▶ _GIVEN PASSAGE_:
- - - - - - -

Four boundary conditions have been selected for the calculation domain. The Inflow boundary is where the fluid flow is solved and the particles are injected and tracked along the flow up to the Outflow boundary. And the wall boundaries (Inner and Outer) are used to account for the erosion simulation. At the inlet boundary oil and water are initially introduced at the same velocity [2], and the particle with a density of 2650 kg/m3 are initially released uniformly at the same fluid velocity. Water and oil are used as primary phase with their local volume fractions of 65 % and 35 % respectively.

The operating pressure is set as 1.01E + 05 Pa (atmospheric condition) and the pressure outlet boundary condition is set as zero with a gauge pressure at the outlet. A no-slip boundary condition is applied on the wall to model the oil-water flow. Since the flow is fully developed, Intensity and Hydraulic diameter method is used with turbulent intensity set as default value of 5 % and hydraulic diameter of 0.04 m. In addition, the wall roughness height is set as 10 μm, the roughness constant of 0.5 is a default value, and the wall boundaries are set as “reflect” and the outlet boundary as “escape”[16].

4 Simulation procedure and convergence

The numerical solutions are obtained by simulating first the fluid flow (oil-water) and secondly sand particles are injected from the inlet surface of the pipe. Four simulation cases are presented for different engine oil SAE 15W-40 viscosity conditions as shown in Table 4 to predict how the erosion is affected. The phase coupled SIMPLE algorithm is employed to solve the pressure-velocity coupling for multiphase flow. A second order upwind scheme is used for the discretization of the different equations to ensure a better accuracy of the numerical solution [2]. A surface monitor for static pressure is defined at the outlet boundary [21]. Additionally, the Number of Continuous Phase Iterations per DPM Iteration is set to 5 and 10,000 for Maximum Number of Steps in tracking parameters. The simulations are executed in the Intel (R) Xeon (R) with specifications of CPU E5-2697 2.60 GHz and 128 GB RAM with Windows Server 2007 platform.

Table 4:

CFD runs at different oil viscosity conditions.

CFD runFluidViscosity (Pa.s)Density (kg/m3)Velocity (m/s)dp(μm)ρp (kg/m3)m˙p (kg/s)
1Water0.001003998.23015026500.2
Oil@50°C0.057172860.230
2Water0.001003998.23015026500.2
Oil@40°C0.091057866.330
3Water0.001003998.23015026500.2
Oil@30 °C0.155310872.530
4Water0.001003998.23015026500.2
Oil@20 °C0.287230878.730

5 Results and discussion

5.1 Model verification

A verification case is carried out to validate the numerical model presented in this study under the same experimental conditions analysed by Blanchard et al. [7]. They conducted this experimental analysis of erosion process of a 90-degree pipe elbow with various sand particle sizes ranging from 95 μm to 605 μm in diameter. They found out that the maximum point, at which erosion occurs, is located to be at an average angle of 85-degree, measured from the starting point of the curve. Furthermore, the results indicated that for an elbow whose R/D ratio is 1.5, a consistency was observed in the location point of the maximum wear.

- - - - - - -

▶ _DATASET ENTRIES_:
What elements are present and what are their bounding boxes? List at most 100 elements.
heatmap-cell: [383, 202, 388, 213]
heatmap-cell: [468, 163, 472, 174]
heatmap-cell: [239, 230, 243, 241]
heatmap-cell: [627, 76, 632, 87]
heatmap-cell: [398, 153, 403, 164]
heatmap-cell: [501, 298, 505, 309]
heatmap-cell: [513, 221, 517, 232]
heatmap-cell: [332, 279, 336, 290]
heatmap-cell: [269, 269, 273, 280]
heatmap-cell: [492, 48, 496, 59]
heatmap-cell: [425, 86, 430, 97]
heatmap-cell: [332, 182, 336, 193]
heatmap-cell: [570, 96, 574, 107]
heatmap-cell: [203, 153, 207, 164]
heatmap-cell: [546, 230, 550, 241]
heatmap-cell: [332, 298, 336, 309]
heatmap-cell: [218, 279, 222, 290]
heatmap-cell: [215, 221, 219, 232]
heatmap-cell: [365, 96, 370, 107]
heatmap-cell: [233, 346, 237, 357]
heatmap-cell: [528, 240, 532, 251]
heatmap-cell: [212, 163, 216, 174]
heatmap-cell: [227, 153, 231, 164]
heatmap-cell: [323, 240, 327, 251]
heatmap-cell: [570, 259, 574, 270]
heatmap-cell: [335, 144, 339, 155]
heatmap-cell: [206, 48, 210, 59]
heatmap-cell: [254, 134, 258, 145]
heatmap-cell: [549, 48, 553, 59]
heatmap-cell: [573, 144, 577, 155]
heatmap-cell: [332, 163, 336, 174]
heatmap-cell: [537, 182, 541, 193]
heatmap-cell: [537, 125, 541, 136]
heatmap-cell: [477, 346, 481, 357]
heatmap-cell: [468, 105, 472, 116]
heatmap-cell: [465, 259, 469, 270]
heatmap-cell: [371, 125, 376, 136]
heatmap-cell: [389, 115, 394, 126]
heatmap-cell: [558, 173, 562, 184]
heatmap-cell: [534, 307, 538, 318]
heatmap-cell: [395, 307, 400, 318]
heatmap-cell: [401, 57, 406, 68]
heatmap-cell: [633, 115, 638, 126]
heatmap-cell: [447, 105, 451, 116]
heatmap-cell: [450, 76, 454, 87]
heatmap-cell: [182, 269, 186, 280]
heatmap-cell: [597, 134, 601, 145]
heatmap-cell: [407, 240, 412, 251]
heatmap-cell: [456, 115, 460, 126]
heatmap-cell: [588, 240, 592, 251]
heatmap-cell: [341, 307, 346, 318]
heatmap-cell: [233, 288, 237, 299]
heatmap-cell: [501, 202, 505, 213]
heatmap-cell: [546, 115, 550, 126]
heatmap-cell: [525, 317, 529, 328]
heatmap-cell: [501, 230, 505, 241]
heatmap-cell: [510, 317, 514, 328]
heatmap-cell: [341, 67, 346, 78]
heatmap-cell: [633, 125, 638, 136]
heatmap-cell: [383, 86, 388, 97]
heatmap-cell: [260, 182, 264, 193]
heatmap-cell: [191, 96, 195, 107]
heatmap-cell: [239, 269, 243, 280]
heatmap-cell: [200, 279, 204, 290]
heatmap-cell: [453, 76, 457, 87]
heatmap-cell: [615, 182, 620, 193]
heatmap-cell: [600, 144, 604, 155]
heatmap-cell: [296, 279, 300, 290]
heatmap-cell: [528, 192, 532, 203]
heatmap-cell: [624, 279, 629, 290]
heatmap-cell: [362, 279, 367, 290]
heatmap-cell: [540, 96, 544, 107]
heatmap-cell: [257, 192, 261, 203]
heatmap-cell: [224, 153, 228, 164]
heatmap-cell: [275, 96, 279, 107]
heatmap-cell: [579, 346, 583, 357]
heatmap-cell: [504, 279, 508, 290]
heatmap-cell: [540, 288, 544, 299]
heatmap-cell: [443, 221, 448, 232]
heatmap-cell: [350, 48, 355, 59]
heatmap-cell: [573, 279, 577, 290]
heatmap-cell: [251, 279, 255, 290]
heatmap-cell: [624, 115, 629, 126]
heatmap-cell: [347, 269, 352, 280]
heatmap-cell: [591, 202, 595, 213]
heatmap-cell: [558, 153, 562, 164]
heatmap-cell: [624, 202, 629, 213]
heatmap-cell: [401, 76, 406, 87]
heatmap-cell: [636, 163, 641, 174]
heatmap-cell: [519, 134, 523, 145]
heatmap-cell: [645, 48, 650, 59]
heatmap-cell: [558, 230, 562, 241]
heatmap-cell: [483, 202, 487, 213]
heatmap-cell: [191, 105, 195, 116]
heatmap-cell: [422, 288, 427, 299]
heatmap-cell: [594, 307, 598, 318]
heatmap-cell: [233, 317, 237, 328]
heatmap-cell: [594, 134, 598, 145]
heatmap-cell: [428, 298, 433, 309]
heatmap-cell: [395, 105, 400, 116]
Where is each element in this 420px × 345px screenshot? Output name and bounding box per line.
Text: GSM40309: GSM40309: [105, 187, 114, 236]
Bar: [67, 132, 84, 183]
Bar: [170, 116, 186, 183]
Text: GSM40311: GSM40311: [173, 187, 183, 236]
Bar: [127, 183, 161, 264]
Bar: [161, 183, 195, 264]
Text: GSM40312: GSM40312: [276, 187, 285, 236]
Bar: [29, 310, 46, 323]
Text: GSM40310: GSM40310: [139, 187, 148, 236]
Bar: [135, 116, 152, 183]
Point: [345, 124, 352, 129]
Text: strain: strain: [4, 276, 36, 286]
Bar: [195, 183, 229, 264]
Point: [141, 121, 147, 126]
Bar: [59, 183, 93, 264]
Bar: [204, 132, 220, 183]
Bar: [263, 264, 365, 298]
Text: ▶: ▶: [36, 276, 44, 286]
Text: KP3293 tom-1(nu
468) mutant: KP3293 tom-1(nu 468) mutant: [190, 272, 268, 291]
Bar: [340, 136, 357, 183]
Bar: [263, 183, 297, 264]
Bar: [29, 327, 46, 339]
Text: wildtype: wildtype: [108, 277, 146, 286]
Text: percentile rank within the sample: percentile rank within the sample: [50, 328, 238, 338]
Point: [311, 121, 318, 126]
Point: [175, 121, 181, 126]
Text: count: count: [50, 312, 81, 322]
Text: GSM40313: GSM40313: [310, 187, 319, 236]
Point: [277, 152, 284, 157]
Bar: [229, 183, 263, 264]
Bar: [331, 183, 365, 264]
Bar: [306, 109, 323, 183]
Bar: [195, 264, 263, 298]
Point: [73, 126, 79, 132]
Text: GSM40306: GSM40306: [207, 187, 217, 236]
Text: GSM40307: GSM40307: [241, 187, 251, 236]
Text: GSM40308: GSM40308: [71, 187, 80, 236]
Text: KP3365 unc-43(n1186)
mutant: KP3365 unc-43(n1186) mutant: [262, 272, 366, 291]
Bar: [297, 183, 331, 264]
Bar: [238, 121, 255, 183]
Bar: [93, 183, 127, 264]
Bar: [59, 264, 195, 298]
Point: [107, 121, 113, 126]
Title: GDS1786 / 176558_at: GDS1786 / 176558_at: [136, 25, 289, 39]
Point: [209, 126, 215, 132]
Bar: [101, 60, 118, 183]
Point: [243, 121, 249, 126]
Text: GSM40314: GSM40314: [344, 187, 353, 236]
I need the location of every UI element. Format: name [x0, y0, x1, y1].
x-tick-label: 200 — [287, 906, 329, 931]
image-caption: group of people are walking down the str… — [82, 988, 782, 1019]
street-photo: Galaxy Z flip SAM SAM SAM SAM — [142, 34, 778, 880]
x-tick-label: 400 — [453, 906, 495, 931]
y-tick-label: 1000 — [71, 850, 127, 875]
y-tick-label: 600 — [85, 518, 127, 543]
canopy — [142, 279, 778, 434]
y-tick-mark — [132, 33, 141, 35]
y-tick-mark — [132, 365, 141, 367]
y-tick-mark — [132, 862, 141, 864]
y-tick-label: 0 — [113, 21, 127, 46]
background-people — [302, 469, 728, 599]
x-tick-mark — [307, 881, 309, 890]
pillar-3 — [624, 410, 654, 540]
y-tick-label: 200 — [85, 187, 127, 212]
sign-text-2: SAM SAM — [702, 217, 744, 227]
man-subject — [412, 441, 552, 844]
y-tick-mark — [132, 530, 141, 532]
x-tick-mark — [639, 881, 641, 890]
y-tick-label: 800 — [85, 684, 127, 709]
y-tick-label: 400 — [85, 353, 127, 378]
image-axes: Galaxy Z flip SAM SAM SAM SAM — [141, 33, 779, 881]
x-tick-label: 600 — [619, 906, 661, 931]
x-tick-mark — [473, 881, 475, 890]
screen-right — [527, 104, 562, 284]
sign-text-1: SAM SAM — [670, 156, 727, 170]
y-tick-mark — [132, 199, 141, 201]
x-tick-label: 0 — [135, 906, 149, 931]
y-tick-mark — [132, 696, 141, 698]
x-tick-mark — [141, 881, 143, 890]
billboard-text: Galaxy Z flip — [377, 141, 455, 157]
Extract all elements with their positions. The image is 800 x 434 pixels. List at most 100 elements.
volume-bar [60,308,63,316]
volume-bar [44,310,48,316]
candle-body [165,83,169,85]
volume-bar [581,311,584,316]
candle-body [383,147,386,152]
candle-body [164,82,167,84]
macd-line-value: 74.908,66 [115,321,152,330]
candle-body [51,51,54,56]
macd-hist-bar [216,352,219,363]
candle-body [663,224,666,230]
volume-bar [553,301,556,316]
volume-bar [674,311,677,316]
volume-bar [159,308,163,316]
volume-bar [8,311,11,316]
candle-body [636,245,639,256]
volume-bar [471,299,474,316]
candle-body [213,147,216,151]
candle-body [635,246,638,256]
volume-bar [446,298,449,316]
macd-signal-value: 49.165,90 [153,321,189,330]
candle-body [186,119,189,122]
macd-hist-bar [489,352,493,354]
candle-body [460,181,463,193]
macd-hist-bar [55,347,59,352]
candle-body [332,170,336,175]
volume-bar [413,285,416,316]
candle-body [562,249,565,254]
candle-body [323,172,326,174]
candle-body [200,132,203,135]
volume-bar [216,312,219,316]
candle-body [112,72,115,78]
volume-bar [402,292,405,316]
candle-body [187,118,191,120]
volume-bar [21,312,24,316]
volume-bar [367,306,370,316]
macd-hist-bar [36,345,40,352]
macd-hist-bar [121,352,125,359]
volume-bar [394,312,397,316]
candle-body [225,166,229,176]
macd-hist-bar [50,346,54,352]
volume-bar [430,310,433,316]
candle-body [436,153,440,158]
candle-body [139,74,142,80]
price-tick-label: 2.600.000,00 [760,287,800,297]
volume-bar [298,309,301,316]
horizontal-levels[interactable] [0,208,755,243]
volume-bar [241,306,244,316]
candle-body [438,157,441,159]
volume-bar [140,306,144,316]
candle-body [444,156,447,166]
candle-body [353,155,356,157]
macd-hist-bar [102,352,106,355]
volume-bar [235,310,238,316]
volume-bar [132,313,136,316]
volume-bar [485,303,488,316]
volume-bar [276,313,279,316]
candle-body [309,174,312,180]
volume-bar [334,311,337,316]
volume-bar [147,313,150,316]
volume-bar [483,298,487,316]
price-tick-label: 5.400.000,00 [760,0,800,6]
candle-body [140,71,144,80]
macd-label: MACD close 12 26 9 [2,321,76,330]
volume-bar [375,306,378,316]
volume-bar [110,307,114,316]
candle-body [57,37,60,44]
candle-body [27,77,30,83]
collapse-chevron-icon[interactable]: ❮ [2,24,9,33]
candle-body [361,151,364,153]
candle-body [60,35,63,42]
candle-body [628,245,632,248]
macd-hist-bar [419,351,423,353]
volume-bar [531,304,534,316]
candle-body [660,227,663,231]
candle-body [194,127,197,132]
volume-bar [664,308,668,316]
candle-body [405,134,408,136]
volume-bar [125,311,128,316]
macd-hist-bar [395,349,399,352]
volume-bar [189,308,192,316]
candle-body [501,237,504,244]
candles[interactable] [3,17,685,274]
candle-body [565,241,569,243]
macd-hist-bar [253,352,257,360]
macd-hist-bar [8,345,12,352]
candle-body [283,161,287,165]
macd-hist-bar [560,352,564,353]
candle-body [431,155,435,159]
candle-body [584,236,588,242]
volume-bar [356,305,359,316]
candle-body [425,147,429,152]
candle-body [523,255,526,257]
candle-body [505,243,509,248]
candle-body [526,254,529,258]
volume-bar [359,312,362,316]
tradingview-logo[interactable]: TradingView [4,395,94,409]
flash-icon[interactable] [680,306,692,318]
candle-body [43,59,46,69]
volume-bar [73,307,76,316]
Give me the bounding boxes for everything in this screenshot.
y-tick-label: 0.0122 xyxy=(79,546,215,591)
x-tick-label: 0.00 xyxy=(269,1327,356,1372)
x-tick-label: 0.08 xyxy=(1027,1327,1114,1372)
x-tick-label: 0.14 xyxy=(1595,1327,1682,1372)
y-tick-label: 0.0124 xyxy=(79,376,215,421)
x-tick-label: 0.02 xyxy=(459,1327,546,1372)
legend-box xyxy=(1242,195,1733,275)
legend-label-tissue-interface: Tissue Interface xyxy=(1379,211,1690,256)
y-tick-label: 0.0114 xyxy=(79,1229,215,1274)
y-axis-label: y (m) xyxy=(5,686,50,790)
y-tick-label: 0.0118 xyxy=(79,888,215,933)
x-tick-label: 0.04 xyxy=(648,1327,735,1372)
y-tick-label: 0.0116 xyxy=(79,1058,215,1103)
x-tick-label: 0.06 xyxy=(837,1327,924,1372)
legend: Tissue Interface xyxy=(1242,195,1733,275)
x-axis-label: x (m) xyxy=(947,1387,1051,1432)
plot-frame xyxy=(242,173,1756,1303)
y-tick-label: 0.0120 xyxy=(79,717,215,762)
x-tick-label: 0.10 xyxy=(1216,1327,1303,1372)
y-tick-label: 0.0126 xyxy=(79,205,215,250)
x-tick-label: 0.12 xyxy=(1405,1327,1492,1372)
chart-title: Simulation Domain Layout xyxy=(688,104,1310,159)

- - - - - - -

▶ _THE TASK_: In the text on the oil-water erosion simulation, what local volume fractions are given for water and oil?

▶ _RESULT_: Water has a local volume fraction of 65 % and oil 35 %.